Objective: Scan the entries below and extract each line with the word "JSON" in it.

>>>

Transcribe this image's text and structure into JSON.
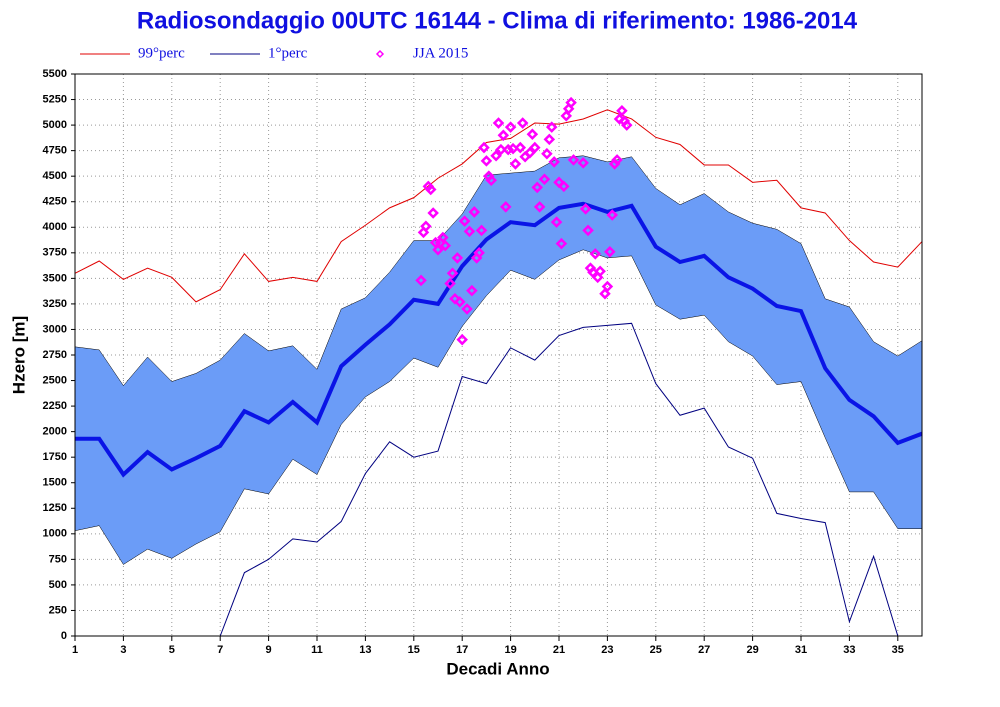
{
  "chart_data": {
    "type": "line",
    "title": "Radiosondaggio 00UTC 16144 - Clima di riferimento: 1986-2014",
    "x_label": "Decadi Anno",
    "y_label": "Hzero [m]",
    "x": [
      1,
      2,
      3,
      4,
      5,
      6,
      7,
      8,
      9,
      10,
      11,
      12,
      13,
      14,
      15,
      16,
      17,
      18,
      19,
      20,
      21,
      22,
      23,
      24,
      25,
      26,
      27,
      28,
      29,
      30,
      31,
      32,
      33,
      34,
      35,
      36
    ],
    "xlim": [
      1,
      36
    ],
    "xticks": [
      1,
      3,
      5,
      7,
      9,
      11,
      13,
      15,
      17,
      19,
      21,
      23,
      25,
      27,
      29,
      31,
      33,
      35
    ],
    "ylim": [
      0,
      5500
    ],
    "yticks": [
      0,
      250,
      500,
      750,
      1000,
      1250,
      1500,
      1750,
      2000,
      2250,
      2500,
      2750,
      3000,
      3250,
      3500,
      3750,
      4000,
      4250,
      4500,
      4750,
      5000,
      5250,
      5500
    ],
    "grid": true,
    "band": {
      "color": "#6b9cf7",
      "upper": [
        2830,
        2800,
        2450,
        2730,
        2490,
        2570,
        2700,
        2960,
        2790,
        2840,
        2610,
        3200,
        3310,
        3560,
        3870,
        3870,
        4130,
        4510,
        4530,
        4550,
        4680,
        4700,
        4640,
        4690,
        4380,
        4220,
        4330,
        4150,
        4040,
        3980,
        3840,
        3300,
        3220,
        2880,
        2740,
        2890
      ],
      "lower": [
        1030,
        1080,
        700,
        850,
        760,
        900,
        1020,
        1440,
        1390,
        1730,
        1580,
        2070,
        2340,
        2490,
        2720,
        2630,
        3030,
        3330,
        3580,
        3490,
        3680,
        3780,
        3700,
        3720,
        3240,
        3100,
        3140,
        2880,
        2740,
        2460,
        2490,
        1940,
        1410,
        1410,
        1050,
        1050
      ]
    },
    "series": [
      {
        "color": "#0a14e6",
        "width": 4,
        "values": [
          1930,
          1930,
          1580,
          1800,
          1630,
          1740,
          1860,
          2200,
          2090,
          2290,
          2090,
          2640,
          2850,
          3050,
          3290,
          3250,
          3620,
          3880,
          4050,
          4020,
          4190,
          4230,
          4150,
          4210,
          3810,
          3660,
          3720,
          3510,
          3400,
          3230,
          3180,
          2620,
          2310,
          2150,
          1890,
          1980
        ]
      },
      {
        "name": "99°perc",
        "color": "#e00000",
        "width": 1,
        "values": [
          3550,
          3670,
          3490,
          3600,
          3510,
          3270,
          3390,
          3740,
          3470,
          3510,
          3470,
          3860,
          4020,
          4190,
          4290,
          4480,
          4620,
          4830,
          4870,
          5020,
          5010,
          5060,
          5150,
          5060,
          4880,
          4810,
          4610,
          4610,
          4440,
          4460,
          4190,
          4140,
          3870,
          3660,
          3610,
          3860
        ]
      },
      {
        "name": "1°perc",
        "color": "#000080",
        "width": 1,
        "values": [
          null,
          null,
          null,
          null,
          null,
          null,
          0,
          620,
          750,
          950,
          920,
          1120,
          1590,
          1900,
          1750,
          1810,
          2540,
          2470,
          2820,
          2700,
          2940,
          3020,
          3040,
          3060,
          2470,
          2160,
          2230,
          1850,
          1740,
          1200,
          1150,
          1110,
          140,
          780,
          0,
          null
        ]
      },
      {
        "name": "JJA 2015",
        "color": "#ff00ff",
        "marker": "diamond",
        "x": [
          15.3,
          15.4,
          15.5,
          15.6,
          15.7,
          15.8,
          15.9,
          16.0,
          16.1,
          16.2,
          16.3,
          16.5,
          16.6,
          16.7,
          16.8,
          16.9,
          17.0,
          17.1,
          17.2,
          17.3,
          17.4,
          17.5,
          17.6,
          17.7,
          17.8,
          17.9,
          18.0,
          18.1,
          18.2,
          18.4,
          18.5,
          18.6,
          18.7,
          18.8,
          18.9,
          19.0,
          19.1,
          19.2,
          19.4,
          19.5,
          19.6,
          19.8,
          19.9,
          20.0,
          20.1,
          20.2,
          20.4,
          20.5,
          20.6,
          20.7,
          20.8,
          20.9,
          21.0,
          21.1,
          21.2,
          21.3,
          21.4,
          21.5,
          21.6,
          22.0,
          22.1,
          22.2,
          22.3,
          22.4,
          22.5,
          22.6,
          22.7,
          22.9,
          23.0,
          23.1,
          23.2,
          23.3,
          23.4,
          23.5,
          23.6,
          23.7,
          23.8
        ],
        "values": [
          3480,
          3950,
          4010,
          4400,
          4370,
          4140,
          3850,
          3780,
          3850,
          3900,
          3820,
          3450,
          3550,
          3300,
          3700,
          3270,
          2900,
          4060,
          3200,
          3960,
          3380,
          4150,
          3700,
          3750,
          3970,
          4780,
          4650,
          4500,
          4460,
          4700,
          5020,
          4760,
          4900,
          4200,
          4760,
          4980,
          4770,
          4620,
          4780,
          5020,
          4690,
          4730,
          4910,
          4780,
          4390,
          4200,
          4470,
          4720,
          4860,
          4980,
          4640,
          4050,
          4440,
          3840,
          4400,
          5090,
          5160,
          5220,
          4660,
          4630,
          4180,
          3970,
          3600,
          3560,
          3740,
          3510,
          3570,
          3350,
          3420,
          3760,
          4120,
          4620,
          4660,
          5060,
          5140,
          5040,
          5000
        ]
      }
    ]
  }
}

<<<
>>>

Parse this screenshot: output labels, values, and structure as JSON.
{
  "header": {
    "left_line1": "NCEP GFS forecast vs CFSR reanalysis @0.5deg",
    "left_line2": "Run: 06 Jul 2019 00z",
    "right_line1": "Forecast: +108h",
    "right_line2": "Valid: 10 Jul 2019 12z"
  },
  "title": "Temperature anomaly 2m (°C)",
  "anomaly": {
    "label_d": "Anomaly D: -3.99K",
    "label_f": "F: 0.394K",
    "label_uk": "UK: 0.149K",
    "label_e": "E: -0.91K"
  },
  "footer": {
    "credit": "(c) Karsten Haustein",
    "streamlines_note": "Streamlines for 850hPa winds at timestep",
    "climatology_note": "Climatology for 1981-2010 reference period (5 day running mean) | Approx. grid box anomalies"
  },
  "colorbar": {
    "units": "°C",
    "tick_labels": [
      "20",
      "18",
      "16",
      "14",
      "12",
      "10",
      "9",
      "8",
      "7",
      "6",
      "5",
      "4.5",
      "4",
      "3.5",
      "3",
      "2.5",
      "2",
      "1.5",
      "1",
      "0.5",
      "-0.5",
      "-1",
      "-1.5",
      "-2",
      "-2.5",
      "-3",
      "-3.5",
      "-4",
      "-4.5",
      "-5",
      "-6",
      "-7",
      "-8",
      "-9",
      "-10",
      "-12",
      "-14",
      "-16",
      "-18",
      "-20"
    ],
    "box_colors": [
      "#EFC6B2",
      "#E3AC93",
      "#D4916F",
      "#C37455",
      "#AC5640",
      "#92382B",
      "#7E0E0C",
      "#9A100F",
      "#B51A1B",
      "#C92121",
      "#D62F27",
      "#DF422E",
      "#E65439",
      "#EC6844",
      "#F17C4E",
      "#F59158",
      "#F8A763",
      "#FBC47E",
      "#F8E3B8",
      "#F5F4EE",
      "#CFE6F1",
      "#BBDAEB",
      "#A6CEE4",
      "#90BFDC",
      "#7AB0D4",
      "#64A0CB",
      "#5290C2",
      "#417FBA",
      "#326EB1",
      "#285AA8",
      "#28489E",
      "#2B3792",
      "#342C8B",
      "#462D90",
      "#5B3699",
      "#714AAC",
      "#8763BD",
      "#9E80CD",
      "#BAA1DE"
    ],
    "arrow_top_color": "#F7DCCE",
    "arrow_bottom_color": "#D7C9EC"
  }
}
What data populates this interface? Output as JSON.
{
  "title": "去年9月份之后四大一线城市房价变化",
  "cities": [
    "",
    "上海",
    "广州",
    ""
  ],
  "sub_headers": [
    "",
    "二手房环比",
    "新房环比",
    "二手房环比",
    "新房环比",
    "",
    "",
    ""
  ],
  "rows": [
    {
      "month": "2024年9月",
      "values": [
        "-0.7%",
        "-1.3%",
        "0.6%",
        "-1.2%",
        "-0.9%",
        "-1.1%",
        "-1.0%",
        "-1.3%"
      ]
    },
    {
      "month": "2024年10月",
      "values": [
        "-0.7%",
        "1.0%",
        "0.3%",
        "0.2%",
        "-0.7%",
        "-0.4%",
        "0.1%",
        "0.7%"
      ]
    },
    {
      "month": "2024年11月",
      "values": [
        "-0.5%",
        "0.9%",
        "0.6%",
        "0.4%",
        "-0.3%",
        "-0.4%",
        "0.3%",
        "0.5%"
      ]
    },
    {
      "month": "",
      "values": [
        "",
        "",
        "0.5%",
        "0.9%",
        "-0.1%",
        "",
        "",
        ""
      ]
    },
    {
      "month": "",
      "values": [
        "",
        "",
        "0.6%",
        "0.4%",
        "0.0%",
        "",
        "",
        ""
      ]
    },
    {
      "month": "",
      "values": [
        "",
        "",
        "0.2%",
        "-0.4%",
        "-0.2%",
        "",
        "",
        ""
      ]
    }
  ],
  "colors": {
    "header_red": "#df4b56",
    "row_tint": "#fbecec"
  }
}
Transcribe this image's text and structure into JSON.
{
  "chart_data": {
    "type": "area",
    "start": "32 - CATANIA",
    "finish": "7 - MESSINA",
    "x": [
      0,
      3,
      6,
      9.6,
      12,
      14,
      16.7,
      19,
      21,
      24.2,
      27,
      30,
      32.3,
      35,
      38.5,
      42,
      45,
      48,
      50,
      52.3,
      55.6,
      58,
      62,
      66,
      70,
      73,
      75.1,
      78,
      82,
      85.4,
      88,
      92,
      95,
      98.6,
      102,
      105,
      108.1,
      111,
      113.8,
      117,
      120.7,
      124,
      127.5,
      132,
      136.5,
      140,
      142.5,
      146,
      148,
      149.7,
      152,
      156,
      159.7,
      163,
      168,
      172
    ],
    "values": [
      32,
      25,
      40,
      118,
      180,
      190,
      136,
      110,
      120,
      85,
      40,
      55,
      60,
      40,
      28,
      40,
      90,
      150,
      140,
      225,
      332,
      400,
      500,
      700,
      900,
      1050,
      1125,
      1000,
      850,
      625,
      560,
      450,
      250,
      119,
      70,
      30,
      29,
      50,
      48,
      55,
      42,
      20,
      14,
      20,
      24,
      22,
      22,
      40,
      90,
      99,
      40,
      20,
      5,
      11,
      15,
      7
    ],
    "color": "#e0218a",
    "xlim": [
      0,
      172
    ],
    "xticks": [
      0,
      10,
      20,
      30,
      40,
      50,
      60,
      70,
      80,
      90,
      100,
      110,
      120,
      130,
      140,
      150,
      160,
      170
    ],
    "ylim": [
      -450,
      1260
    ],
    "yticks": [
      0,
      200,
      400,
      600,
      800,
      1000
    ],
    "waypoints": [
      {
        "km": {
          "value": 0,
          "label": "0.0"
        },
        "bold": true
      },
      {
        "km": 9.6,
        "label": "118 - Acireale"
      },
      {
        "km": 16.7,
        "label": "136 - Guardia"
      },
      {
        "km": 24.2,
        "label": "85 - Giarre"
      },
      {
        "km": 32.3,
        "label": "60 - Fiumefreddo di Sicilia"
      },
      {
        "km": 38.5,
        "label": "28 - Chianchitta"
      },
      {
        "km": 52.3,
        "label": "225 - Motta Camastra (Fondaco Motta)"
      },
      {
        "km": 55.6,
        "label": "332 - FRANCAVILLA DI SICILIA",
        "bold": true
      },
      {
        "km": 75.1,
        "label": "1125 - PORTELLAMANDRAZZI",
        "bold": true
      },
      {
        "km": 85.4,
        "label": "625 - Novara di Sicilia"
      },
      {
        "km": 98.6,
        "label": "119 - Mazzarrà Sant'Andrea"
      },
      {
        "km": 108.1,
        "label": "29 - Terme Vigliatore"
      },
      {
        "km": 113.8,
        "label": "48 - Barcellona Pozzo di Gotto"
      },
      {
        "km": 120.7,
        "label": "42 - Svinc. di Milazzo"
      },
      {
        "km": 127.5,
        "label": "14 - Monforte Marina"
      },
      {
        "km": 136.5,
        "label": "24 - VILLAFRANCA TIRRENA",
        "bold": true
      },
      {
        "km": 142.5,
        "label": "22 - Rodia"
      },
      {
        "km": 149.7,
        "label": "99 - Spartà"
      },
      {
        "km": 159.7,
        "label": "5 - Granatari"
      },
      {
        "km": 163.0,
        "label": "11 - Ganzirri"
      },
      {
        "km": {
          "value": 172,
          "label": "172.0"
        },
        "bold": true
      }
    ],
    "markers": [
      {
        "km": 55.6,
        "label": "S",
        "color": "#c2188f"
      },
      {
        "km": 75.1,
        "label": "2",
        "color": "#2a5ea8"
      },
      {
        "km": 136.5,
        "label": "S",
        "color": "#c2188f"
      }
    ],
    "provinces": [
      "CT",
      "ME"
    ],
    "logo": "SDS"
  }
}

<<<
>>>

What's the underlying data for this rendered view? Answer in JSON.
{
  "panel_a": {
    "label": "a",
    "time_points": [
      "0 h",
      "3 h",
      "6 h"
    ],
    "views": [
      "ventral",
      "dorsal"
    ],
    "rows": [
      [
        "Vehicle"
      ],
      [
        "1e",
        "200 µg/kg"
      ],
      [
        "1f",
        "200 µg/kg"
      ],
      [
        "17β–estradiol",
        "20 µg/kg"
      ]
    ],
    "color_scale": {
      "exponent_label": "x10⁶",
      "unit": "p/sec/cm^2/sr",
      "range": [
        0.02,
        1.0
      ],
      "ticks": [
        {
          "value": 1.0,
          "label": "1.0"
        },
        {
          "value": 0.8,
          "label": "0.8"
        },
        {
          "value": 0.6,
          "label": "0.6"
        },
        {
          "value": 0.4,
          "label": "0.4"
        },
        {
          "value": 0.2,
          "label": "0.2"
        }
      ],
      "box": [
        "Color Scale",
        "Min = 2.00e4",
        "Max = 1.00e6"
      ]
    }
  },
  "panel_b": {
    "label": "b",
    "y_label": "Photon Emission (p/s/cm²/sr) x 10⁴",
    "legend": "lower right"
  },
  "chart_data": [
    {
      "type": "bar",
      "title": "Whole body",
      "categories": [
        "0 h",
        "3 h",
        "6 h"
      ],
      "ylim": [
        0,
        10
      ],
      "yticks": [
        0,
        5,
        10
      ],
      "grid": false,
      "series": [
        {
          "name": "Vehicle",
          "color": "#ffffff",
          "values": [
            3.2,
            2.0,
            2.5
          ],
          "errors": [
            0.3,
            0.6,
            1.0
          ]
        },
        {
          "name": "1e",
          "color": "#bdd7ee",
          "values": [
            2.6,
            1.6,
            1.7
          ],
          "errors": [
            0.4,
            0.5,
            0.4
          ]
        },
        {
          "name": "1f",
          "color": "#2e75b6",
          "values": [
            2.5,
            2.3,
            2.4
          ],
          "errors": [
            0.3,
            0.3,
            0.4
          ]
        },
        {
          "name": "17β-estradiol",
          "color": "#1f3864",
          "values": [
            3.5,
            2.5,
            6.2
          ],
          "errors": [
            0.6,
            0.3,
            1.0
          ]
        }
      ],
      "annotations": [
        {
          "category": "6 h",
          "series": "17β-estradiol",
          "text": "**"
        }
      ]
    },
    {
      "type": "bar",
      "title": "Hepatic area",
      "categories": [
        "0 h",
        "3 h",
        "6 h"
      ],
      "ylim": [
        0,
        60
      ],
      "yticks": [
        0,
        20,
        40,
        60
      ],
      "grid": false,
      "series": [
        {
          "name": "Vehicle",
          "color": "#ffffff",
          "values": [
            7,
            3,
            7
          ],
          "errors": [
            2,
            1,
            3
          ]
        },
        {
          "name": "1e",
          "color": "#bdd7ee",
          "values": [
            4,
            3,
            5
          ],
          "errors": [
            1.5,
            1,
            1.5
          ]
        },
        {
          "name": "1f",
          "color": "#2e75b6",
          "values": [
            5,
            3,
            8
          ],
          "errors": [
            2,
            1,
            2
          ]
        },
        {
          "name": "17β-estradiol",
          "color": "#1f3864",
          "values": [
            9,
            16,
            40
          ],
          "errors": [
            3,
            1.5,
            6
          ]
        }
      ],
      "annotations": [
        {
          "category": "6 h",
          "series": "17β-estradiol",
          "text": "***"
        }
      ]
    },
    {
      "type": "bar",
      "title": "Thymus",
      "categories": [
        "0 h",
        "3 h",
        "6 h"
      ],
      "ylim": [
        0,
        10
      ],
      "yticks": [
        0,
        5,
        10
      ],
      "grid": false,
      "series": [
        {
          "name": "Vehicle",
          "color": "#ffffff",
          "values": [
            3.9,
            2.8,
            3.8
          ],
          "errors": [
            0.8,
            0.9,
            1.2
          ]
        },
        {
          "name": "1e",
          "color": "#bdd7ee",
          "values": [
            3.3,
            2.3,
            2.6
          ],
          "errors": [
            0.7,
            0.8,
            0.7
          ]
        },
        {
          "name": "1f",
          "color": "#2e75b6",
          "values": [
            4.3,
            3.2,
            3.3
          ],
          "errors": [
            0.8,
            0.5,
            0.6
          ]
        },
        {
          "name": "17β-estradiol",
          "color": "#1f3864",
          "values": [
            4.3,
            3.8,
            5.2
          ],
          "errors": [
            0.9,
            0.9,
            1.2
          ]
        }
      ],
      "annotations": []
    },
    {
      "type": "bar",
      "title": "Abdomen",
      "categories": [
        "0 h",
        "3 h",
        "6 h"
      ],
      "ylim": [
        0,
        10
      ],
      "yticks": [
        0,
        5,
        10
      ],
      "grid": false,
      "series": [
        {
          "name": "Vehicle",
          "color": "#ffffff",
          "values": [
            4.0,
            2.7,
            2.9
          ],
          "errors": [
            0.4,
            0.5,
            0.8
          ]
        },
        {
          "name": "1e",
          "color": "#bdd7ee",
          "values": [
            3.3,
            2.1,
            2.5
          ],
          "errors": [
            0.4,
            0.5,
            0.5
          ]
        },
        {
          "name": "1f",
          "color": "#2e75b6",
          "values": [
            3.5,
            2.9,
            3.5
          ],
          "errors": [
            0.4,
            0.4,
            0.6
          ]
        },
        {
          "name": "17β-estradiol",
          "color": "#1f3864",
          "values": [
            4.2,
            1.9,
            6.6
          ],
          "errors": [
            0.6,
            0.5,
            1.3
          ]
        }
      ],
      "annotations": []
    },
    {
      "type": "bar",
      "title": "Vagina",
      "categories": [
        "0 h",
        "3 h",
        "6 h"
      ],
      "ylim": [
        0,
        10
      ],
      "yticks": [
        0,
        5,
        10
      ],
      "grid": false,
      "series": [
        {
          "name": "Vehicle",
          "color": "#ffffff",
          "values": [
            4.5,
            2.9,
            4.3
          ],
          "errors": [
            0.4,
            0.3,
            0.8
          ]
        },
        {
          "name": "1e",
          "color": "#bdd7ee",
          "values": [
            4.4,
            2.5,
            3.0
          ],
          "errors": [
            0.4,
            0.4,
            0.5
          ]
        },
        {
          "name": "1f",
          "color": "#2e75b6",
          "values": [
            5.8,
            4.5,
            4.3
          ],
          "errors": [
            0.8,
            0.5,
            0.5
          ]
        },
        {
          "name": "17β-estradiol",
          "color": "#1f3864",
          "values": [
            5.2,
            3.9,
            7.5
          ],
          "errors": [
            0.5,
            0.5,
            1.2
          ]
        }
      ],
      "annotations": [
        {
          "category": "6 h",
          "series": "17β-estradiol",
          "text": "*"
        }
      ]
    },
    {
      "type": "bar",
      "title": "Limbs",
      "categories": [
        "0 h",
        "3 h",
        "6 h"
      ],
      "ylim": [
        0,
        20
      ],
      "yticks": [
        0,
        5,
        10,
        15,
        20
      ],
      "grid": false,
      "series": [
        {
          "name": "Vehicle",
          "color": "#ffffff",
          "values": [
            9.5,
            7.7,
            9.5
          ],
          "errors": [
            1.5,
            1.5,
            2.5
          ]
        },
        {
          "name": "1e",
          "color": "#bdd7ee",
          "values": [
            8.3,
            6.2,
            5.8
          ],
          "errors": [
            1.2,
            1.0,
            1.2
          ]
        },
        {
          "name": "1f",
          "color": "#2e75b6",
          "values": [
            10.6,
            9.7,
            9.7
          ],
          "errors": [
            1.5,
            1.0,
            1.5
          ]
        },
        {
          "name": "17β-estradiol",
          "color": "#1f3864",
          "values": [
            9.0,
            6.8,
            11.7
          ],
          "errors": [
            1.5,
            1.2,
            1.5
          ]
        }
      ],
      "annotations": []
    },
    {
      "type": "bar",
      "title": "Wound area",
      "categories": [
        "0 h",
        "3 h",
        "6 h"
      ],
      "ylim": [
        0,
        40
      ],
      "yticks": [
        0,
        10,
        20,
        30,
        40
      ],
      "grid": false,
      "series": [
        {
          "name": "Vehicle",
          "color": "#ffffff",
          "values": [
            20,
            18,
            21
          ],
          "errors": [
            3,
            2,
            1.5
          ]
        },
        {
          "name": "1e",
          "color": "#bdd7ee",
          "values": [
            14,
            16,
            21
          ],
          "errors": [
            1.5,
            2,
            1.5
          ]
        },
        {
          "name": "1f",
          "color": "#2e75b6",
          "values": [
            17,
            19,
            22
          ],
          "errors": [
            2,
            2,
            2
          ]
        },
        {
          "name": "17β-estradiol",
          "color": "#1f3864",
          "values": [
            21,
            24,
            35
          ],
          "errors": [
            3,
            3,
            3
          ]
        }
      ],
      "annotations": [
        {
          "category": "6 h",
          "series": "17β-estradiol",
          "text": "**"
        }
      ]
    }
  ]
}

<<<

Reply:
Transcribe this image's text and structure into JSON.
Parse this screenshot: output labels, values, and structure as JSON.
What data populates this interface? Output as JSON.
Transcribe this image's text and structure into JSON.
What's the underlying data for this rendered view? Answer in JSON.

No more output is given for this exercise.